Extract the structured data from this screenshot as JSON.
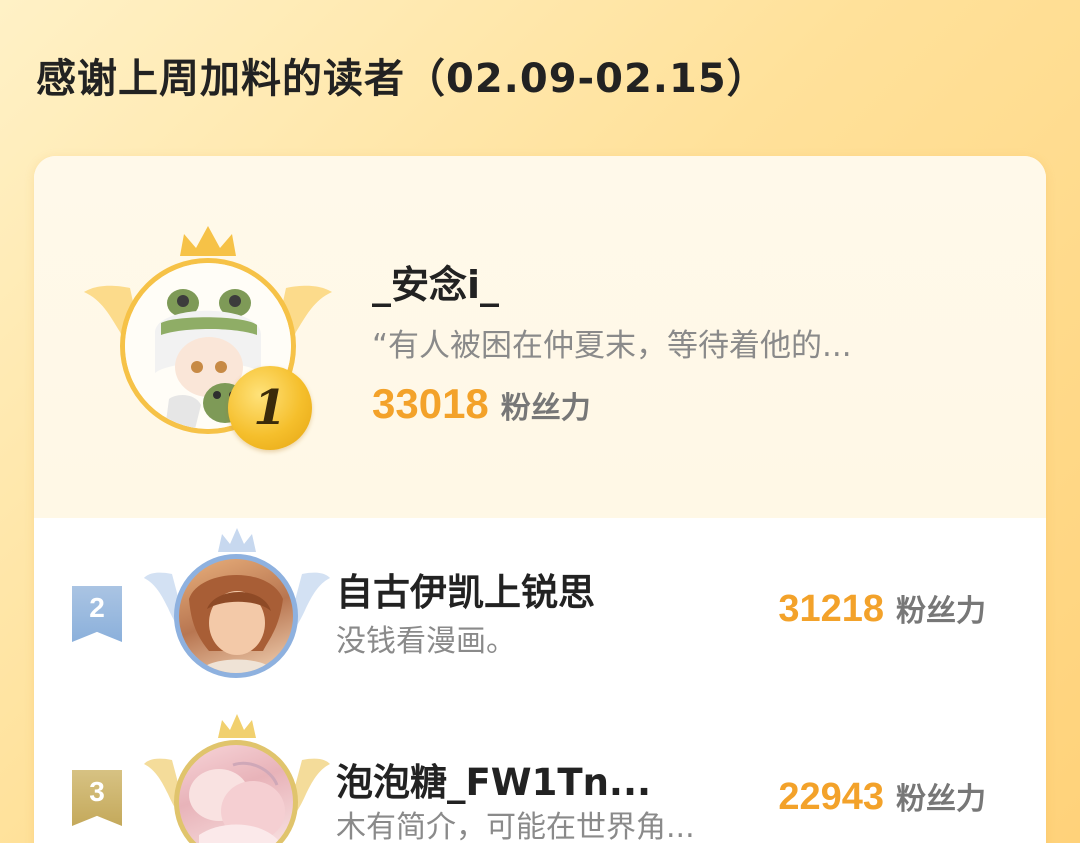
{
  "title": "感谢上周加料的读者（02.09-02.15）",
  "colors": {
    "accent_score": "#f3a22a",
    "gold": "#f6c247",
    "silver_blue": "#8eb1df",
    "bronze": "#c4a95b"
  },
  "ranking": [
    {
      "rank": "1",
      "name": "_安念i_",
      "description": "“有人被困在仲夏末，等待着他的...",
      "score": "33018",
      "unit": "粉丝力"
    },
    {
      "rank": "2",
      "name": "自古伊凯上锐思",
      "description": "没钱看漫画。",
      "score": "31218",
      "unit": "粉丝力"
    },
    {
      "rank": "3",
      "name": "泡泡糖_FW1Tn...",
      "description": "木有简介，可能在世界角...",
      "score": "22943",
      "unit": "粉丝力"
    }
  ]
}
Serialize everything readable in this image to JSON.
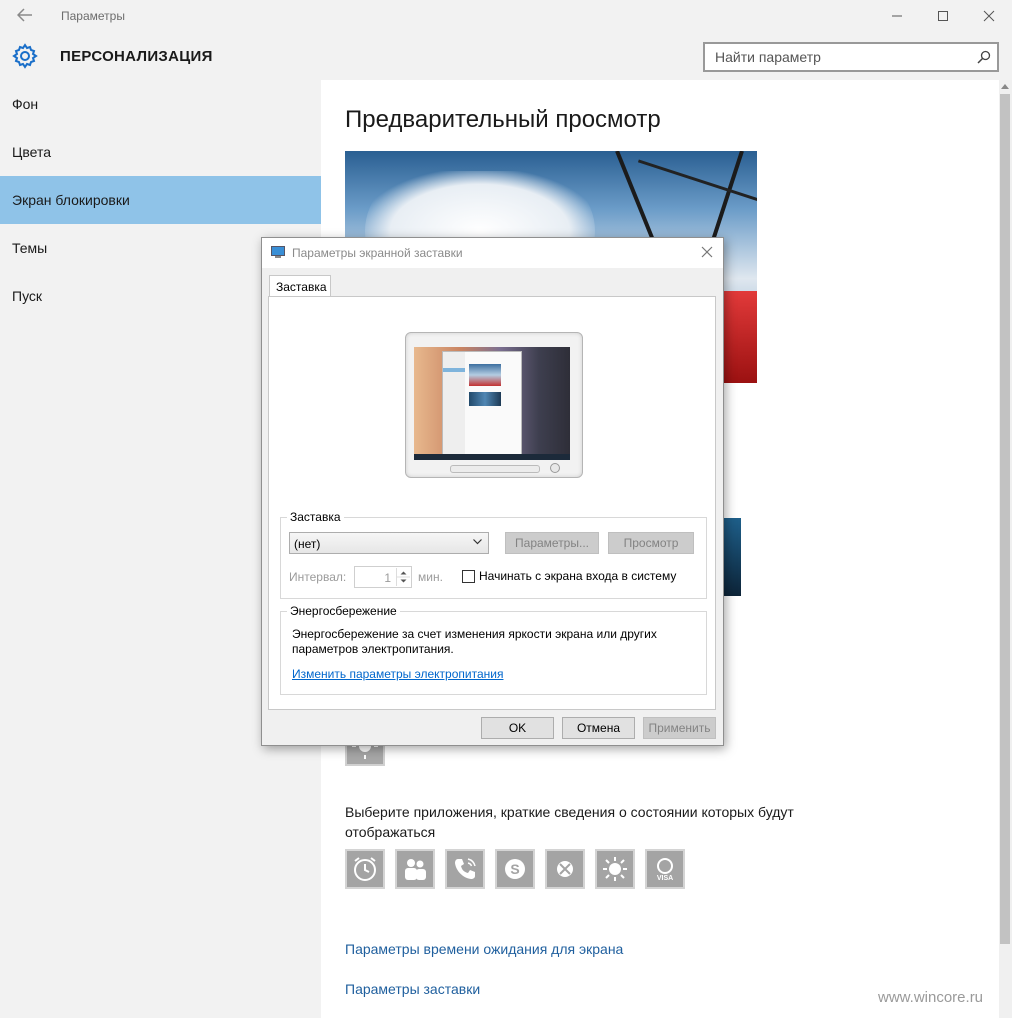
{
  "window": {
    "title": "Параметры",
    "back_icon": "arrow-left-icon"
  },
  "header": {
    "section_title": "ПЕРСОНАЛИЗАЦИЯ",
    "search_placeholder": "Найти параметр"
  },
  "sidebar": {
    "items": [
      {
        "label": "Фон",
        "active": false
      },
      {
        "label": "Цвета",
        "active": false
      },
      {
        "label": "Экран блокировки",
        "active": true
      },
      {
        "label": "Темы",
        "active": false
      },
      {
        "label": "Пуск",
        "active": false
      }
    ]
  },
  "main": {
    "preview_heading": "Предварительный просмотр",
    "apps_text": "Выберите приложения, краткие сведения о состоянии которых будут отображаться",
    "app_icons": [
      "alarm-clock-icon",
      "people-icon",
      "phone-icon",
      "skype-icon",
      "xbox-icon",
      "weather-icon",
      "visa-icon"
    ],
    "links": {
      "timeout": "Параметры времени ожидания для экрана",
      "screensaver": "Параметры заставки"
    },
    "watermark": "www.wincore.ru"
  },
  "dialog": {
    "title": "Параметры экранной заставки",
    "tab": "Заставка",
    "screensaver_group": {
      "legend": "Заставка",
      "selected": "(нет)",
      "settings_button": "Параметры...",
      "preview_button": "Просмотр",
      "interval_label": "Интервал:",
      "interval_value": "1",
      "minutes_label": "мин.",
      "logon_checkbox": "Начинать с экрана входа в систему",
      "logon_checked": false
    },
    "power_group": {
      "legend": "Энергосбережение",
      "description": "Энергосбережение за счет изменения яркости экрана или других параметров электропитания.",
      "link": "Изменить параметры электропитания"
    },
    "buttons": {
      "ok": "OK",
      "cancel": "Отмена",
      "apply": "Применить"
    }
  },
  "colors": {
    "accent": "#8fc3e8",
    "link": "#1f5f9e",
    "sidebar_bg": "#f2f2f2"
  }
}
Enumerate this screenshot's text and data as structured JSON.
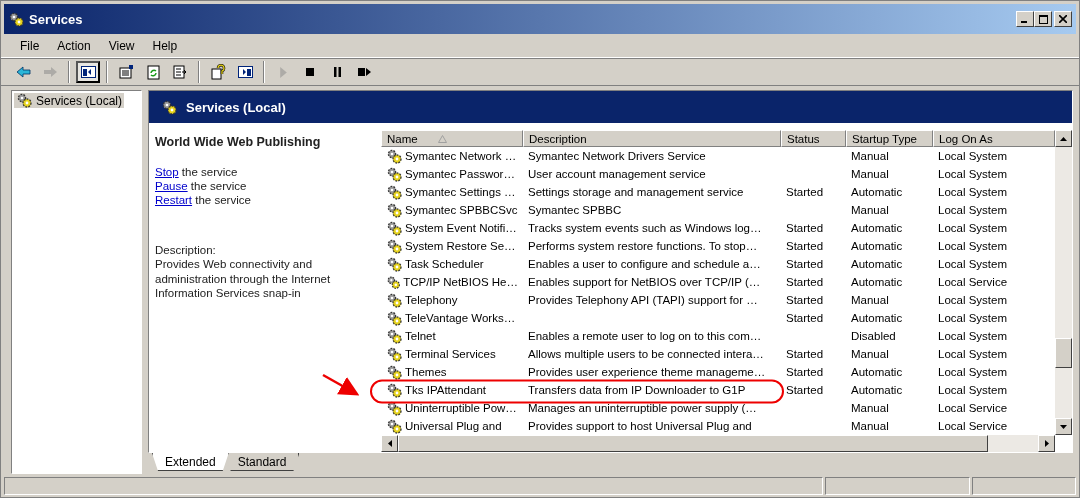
{
  "window": {
    "title": "Services"
  },
  "menu": [
    {
      "label": "File"
    },
    {
      "label": "Action"
    },
    {
      "label": "View"
    },
    {
      "label": "Help"
    }
  ],
  "toolbar": [
    {
      "kind": "back",
      "disabled": false,
      "pressed": false
    },
    {
      "kind": "forward",
      "disabled": true,
      "pressed": false
    },
    {
      "kind": "separator"
    },
    {
      "kind": "tree",
      "disabled": false,
      "pressed": true
    },
    {
      "kind": "separator"
    },
    {
      "kind": "properties",
      "disabled": false,
      "pressed": false
    },
    {
      "kind": "refresh",
      "disabled": false,
      "pressed": false
    },
    {
      "kind": "export",
      "disabled": false,
      "pressed": false
    },
    {
      "kind": "separator"
    },
    {
      "kind": "help",
      "disabled": false,
      "pressed": false
    },
    {
      "kind": "console",
      "disabled": false,
      "pressed": false
    },
    {
      "kind": "separator"
    },
    {
      "kind": "start",
      "disabled": true,
      "pressed": false
    },
    {
      "kind": "stop",
      "disabled": false,
      "pressed": false
    },
    {
      "kind": "pause",
      "disabled": false,
      "pressed": false
    },
    {
      "kind": "restart",
      "disabled": false,
      "pressed": false
    }
  ],
  "tree": [
    {
      "label": "Services (Local)",
      "selected": true
    }
  ],
  "header": {
    "title": "Services (Local)"
  },
  "details": {
    "title": "World Wide Web Publishing",
    "actions": [
      {
        "link": "Stop",
        "text": " the service"
      },
      {
        "link": "Pause",
        "text": " the service"
      },
      {
        "link": "Restart",
        "text": " the service"
      }
    ],
    "description_label": "Description:",
    "description": "Provides Web connectivity and administration through the Internet Information Services snap-in"
  },
  "table": {
    "columns": [
      {
        "label": "Name",
        "sorted": true
      },
      {
        "label": "Description",
        "sorted": false
      },
      {
        "label": "Status",
        "sorted": false
      },
      {
        "label": "Startup Type",
        "sorted": false
      },
      {
        "label": "Log On As",
        "sorted": false
      }
    ],
    "rows": [
      [
        "Symantec Network …",
        "Symantec Network Drivers Service",
        "",
        "Manual",
        "Local System"
      ],
      [
        "Symantec Passwor…",
        "User account management service",
        "",
        "Manual",
        "Local System"
      ],
      [
        "Symantec Settings …",
        "Settings storage and management service",
        "Started",
        "Automatic",
        "Local System"
      ],
      [
        "Symantec SPBBCSvc",
        "Symantec SPBBC",
        "",
        "Manual",
        "Local System"
      ],
      [
        "System Event Notifi…",
        "Tracks system events such as Windows log…",
        "Started",
        "Automatic",
        "Local System"
      ],
      [
        "System Restore Se…",
        "Performs system restore functions. To stop…",
        "Started",
        "Automatic",
        "Local System"
      ],
      [
        "Task Scheduler",
        "Enables a user to configure and schedule a…",
        "Started",
        "Automatic",
        "Local System"
      ],
      [
        "TCP/IP NetBIOS He…",
        "Enables support for NetBIOS over TCP/IP (…",
        "Started",
        "Automatic",
        "Local Service"
      ],
      [
        "Telephony",
        "Provides Telephony API (TAPI) support for …",
        "Started",
        "Manual",
        "Local System"
      ],
      [
        "TeleVantage Works…",
        "",
        "Started",
        "Automatic",
        "Local System"
      ],
      [
        "Telnet",
        "Enables a remote user to log on to this com…",
        "",
        "Disabled",
        "Local System"
      ],
      [
        "Terminal Services",
        "Allows multiple users to be connected intera…",
        "Started",
        "Manual",
        "Local System"
      ],
      [
        "Themes",
        "Provides user experience theme manageme…",
        "Started",
        "Automatic",
        "Local System"
      ],
      [
        "Tks IPAttendant",
        "Transfers data from IP Downloader to G1P",
        "Started",
        "Automatic",
        "Local System"
      ],
      [
        "Uninterruptible Pow…",
        "Manages an uninterruptible power supply (…",
        "",
        "Manual",
        "Local Service"
      ],
      [
        "Universal Plug and",
        "Provides support to host Universal Plug and",
        "",
        "Manual",
        "Local Service"
      ]
    ]
  },
  "tabs": [
    {
      "label": "Extended",
      "selected": true
    },
    {
      "label": "Standard",
      "selected": false
    }
  ]
}
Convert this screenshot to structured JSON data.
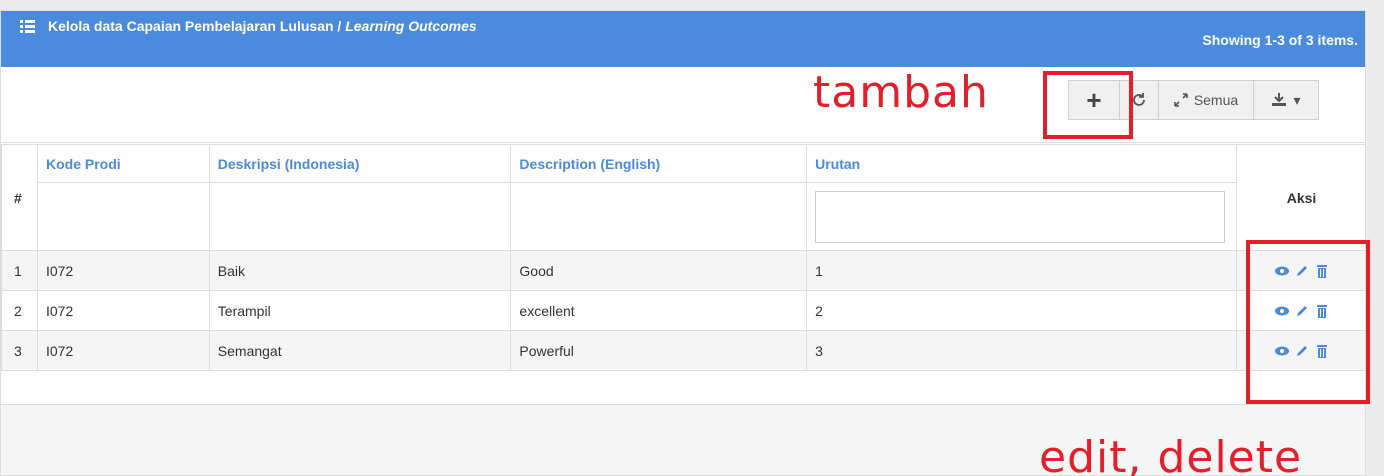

========

## WHAT IS NEEDED
Every record above should come back exactly, but without its pictures.

## SOLUTION
Extract the structured data from this screenshot as JSON.
{
  "title": "感谢上周加料的读者（02.09-02.15）",
  "colors": {
    "accent_score": "#f3a22a",
    "gold": "#f6c247",
    "silver_blue": "#8eb1df",
    "bronze": "#c4a95b"
  },
  "ranking": [
    {
      "rank": "1",
      "name": "_安念i_",
      "description": "“有人被困在仲夏末，等待着他的...",
      "score": "33018",
      "unit": "粉丝力"
    },
    {
      "rank": "2",
      "name": "自古伊凯上锐思",
      "description": "没钱看漫画。",
      "score": "31218",
      "unit": "粉丝力"
    },
    {
      "rank": "3",
      "name": "泡泡糖_FW1Tn...",
      "description": "木有简介，可能在世界角...",
      "score": "22943",
      "unit": "粉丝力"
    }
  ]
}
Serialize everything readable in this image to JSON.
{
  "window": {
    "title": "Параметры",
    "back_icon": "arrow-left-icon"
  },
  "header": {
    "section_title": "ПЕРСОНАЛИЗАЦИЯ",
    "search_placeholder": "Найти параметр"
  },
  "sidebar": {
    "items": [
      {
        "label": "Фон",
        "active": false
      },
      {
        "label": "Цвета",
        "active": false
      },
      {
        "label": "Экран блокировки",
        "active": true
      },
      {
        "label": "Темы",
        "active": false
      },
      {
        "label": "Пуск",
        "active": false
      }
    ]
  },
  "main": {
    "preview_heading": "Предварительный просмотр",
    "apps_text": "Выберите приложения, краткие сведения о состоянии которых будут отображаться",
    "app_icons": [
      "alarm-clock-icon",
      "people-icon",
      "phone-icon",
      "skype-icon",
      "xbox-icon",
      "weather-icon",
      "visa-icon"
    ],
    "links": {
      "timeout": "Параметры времени ожидания для экрана",
      "screensaver": "Параметры заставки"
    },
    "watermark": "www.wincore.ru"
  },
  "dialog": {
    "title": "Параметры экранной заставки",
    "tab": "Заставка",
    "screensaver_group": {
      "legend": "Заставка",
      "selected": "(нет)",
      "settings_button": "Параметры...",
      "preview_button": "Просмотр",
      "interval_label": "Интервал:",
      "interval_value": "1",
      "minutes_label": "мин.",
      "logon_checkbox": "Начинать с экрана входа в систему",
      "logon_checked": false
    },
    "power_group": {
      "legend": "Энергосбережение",
      "description": "Энергосбережение за счет изменения яркости экрана или других параметров электропитания.",
      "link": "Изменить параметры электропитания"
    },
    "buttons": {
      "ok": "OK",
      "cancel": "Отмена",
      "apply": "Применить"
    }
  },
  "colors": {
    "accent": "#8fc3e8",
    "link": "#1f5f9e",
    "sidebar_bg": "#f2f2f2"
  }
}
Enumerate this screenshot's text and data as structured JSON.
{
  "window": {
    "title": "Services"
  },
  "menu": [
    {
      "label": "File"
    },
    {
      "label": "Action"
    },
    {
      "label": "View"
    },
    {
      "label": "Help"
    }
  ],
  "toolbar": [
    {
      "kind": "back",
      "disabled": false,
      "pressed": false
    },
    {
      "kind": "forward",
      "disabled": true,
      "pressed": false
    },
    {
      "kind": "separator"
    },
    {
      "kind": "tree",
      "disabled": false,
      "pressed": true
    },
    {
      "kind": "separator"
    },
    {
      "kind": "properties",
      "disabled": false,
      "pressed": false
    },
    {
      "kind": "refresh",
      "disabled": false,
      "pressed": false
    },
    {
      "kind": "export",
      "disabled": false,
      "pressed": false
    },
    {
      "kind": "separator"
    },
    {
      "kind": "help",
      "disabled": false,
      "pressed": false
    },
    {
      "kind": "console",
      "disabled": false,
      "pressed": false
    },
    {
      "kind": "separator"
    },
    {
      "kind": "start",
      "disabled": true,
      "pressed": false
    },
    {
      "kind": "stop",
      "disabled": false,
      "pressed": false
    },
    {
      "kind": "pause",
      "disabled": false,
      "pressed": false
    },
    {
      "kind": "restart",
      "disabled": false,
      "pressed": false
    }
  ],
  "tree": [
    {
      "label": "Services (Local)",
      "selected": true
    }
  ],
  "header": {
    "title": "Services (Local)"
  },
  "details": {
    "title": "World Wide Web Publishing",
    "actions": [
      {
        "link": "Stop",
        "text": " the service"
      },
      {
        "link": "Pause",
        "text": " the service"
      },
      {
        "link": "Restart",
        "text": " the service"
      }
    ],
    "description_label": "Description:",
    "description": "Provides Web connectivity and administration through the Internet Information Services snap-in"
  },
  "table": {
    "columns": [
      {
        "label": "Name",
        "sorted": true
      },
      {
        "label": "Description",
        "sorted": false
      },
      {
        "label": "Status",
        "sorted": false
      },
      {
        "label": "Startup Type",
        "sorted": false
      },
      {
        "label": "Log On As",
        "sorted": false
      }
    ],
    "rows": [
      [
        "Symantec Network …",
        "Symantec Network Drivers Service",
        "",
        "Manual",
        "Local System"
      ],
      [
        "Symantec Passwor…",
        "User account management service",
        "",
        "Manual",
        "Local System"
      ],
      [
        "Symantec Settings …",
        "Settings storage and management service",
        "Started",
        "Automatic",
        "Local System"
      ],
      [
        "Symantec SPBBCSvc",
        "Symantec SPBBC",
        "",
        "Manual",
        "Local System"
      ],
      [
        "System Event Notifi…",
        "Tracks system events such as Windows log…",
        "Started",
        "Automatic",
        "Local System"
      ],
      [
        "System Restore Se…",
        "Performs system restore functions. To stop…",
        "Started",
        "Automatic",
        "Local System"
      ],
      [
        "Task Scheduler",
        "Enables a user to configure and schedule a…",
        "Started",
        "Automatic",
        "Local System"
      ],
      [
        "TCP/IP NetBIOS He…",
        "Enables support for NetBIOS over TCP/IP (…",
        "Started",
        "Automatic",
        "Local Service"
      ],
      [
        "Telephony",
        "Provides Telephony API (TAPI) support for …",
        "Started",
        "Manual",
        "Local System"
      ],
      [
        "TeleVantage Works…",
        "",
        "Started",
        "Automatic",
        "Local System"
      ],
      [
        "Telnet",
        "Enables a remote user to log on to this com…",
        "",
        "Disabled",
        "Local System"
      ],
      [
        "Terminal Services",
        "Allows multiple users to be connected intera…",
        "Started",
        "Manual",
        "Local System"
      ],
      [
        "Themes",
        "Provides user experience theme manageme…",
        "Started",
        "Automatic",
        "Local System"
      ],
      [
        "Tks IPAttendant",
        "Transfers data from IP Downloader to G1P",
        "Started",
        "Automatic",
        "Local System"
      ],
      [
        "Uninterruptible Pow…",
        "Manages an uninterruptible power supply (…",
        "",
        "Manual",
        "Local Service"
      ],
      [
        "Universal Plug and",
        "Provides support to host Universal Plug and",
        "",
        "Manual",
        "Local Service"
      ]
    ]
  },
  "tabs": [
    {
      "label": "Extended",
      "selected": true
    },
    {
      "label": "Standard",
      "selected": false
    }
  ]
}
Convert this screenshot to structured JSON data.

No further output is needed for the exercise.